● What you are asked to do
Output the entries from the start through the line that contains "sort-dropdown[interactable]: 排序 ▼", inclusive, as a Markdown table with the columns Row and Entry line. Number each row and leave out blank lines.

● Record excerpts
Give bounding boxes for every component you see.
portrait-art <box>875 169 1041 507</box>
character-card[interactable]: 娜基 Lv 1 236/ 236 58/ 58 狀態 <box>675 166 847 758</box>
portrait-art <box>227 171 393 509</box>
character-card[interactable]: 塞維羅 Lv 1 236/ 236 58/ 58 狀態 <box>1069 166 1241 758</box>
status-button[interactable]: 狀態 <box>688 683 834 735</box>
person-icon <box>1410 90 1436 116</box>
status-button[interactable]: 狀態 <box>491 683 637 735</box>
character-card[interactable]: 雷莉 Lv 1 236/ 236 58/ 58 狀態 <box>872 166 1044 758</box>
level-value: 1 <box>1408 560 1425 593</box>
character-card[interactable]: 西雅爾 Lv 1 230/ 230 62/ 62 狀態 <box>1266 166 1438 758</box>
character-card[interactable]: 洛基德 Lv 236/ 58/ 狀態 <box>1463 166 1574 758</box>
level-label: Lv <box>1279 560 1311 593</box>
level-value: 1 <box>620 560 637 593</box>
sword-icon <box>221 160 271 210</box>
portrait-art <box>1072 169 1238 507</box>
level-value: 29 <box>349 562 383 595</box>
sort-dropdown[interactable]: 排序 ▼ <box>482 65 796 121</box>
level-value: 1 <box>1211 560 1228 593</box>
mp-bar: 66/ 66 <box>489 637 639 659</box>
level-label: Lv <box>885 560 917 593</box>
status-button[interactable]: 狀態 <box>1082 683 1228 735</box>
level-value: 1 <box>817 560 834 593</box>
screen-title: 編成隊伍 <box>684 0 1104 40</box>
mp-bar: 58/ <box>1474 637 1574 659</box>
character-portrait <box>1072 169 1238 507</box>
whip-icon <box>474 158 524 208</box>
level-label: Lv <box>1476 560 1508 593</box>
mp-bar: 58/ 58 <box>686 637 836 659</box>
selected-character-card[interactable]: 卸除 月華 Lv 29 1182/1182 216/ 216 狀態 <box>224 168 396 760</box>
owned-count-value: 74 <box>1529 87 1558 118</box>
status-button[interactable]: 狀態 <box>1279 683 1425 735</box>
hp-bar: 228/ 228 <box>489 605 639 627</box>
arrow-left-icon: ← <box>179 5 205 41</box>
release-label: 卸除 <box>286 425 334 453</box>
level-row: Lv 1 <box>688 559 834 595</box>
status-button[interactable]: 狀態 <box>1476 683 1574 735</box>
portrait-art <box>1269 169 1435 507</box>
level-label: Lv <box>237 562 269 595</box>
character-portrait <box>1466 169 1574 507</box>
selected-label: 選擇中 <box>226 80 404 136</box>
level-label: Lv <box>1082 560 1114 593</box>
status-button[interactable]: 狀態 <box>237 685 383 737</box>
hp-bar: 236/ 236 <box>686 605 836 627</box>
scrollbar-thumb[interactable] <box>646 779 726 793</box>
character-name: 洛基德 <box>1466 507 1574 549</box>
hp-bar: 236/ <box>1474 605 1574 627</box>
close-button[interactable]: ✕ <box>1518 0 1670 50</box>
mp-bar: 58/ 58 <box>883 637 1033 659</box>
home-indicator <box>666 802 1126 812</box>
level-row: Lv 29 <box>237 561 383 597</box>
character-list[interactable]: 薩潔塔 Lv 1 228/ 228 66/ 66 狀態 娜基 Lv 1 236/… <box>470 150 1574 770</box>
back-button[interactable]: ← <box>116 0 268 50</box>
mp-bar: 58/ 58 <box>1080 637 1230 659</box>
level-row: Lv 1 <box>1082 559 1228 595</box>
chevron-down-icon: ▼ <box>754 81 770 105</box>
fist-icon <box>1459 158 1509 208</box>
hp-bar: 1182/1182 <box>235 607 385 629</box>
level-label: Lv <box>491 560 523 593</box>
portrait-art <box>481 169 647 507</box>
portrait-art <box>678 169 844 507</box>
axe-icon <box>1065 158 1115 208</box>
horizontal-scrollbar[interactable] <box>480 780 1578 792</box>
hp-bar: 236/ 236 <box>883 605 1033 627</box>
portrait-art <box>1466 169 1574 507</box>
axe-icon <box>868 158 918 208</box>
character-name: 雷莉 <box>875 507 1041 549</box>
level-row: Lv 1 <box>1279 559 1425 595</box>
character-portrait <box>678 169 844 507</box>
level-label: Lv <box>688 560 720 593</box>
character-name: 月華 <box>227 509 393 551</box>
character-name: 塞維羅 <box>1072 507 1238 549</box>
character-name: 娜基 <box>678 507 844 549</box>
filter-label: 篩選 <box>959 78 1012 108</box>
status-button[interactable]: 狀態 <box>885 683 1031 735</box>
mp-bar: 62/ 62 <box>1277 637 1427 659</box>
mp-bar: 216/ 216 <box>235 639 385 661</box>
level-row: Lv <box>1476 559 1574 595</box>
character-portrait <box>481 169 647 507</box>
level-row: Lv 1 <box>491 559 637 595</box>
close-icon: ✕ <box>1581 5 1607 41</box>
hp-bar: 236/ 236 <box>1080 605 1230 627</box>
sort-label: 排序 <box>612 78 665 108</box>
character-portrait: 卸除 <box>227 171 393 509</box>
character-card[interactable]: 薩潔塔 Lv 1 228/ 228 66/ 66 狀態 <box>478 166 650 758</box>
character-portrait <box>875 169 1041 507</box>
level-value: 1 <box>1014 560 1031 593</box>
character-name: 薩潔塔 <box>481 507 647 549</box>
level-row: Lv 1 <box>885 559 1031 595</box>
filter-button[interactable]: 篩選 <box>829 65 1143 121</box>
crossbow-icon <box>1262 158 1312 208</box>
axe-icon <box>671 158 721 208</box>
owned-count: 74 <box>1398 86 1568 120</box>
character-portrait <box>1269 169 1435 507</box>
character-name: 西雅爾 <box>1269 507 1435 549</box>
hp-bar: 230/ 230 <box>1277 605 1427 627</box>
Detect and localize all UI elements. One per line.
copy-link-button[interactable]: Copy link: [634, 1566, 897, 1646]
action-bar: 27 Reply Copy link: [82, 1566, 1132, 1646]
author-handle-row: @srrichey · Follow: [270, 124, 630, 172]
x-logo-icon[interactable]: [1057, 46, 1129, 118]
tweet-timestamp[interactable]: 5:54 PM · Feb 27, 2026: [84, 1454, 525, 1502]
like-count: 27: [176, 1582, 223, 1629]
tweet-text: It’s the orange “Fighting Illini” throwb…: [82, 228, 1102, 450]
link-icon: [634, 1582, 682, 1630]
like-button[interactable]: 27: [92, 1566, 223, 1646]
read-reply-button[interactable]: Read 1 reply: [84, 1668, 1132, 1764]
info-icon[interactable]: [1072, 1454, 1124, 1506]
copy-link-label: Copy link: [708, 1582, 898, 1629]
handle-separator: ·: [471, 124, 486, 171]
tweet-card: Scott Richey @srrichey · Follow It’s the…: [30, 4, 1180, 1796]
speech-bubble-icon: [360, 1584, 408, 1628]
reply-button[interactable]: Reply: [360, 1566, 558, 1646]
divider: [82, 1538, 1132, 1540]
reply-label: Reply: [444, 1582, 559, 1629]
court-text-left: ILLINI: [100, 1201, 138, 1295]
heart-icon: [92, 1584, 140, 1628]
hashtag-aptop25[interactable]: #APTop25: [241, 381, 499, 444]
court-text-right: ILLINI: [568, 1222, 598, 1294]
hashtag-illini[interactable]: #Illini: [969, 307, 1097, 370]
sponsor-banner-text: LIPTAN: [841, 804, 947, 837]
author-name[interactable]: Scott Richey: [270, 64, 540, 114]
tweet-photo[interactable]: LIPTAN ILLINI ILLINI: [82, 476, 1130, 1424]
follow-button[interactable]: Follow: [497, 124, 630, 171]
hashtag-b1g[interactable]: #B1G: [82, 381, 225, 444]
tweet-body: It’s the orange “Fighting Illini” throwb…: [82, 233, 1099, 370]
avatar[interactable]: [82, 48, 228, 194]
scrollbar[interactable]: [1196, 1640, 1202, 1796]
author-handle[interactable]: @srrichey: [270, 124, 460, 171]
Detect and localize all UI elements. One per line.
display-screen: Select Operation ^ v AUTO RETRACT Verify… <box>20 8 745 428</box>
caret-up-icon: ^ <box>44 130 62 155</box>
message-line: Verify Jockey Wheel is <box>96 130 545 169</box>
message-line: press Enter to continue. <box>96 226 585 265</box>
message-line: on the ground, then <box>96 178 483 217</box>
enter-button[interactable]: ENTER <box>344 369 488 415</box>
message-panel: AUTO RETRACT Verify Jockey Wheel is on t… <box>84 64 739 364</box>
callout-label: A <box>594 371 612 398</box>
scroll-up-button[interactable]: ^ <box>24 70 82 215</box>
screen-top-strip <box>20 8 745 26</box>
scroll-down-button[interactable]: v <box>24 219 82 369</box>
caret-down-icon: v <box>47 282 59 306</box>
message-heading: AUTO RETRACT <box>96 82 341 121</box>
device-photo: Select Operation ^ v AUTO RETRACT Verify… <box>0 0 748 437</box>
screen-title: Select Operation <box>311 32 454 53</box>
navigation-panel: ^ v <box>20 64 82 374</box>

● Reply
| Row | Entry line |
|---|---|
| 1 | Give bounding boxes for every component you see. |
| 2 | portrait-art <box>875 169 1041 507</box> |
| 3 | character-card[interactable]: 娜基 Lv 1 236/ 236 58/ 58 狀態 <box>675 166 847 758</box> |
| 4 | portrait-art <box>227 171 393 509</box> |
| 5 | character-card[interactable]: 塞維羅 Lv 1 236/ 236 58/ 58 狀態 <box>1069 166 1241 758</box> |
| 6 | status-button[interactable]: 狀態 <box>688 683 834 735</box> |
| 7 | person-icon <box>1410 90 1436 116</box> |
| 8 | status-button[interactable]: 狀態 <box>491 683 637 735</box> |
| 9 | character-card[interactable]: 雷莉 Lv 1 236/ 236 58/ 58 狀態 <box>872 166 1044 758</box> |
| 10 | level-value: 1 <box>1408 560 1425 593</box> |
| 11 | character-card[interactable]: 西雅爾 Lv 1 230/ 230 62/ 62 狀態 <box>1266 166 1438 758</box> |
| 12 | character-card[interactable]: 洛基德 Lv 236/ 58/ 狀態 <box>1463 166 1574 758</box> |
| 13 | level-label: Lv <box>1279 560 1311 593</box> |
| 14 | level-value: 1 <box>620 560 637 593</box> |
| 15 | sword-icon <box>221 160 271 210</box> |
| 16 | portrait-art <box>1072 169 1238 507</box> |
| 17 | level-value: 29 <box>349 562 383 595</box> |
| 18 | sort-dropdown[interactable]: 排序 ▼ <box>482 65 796 121</box> |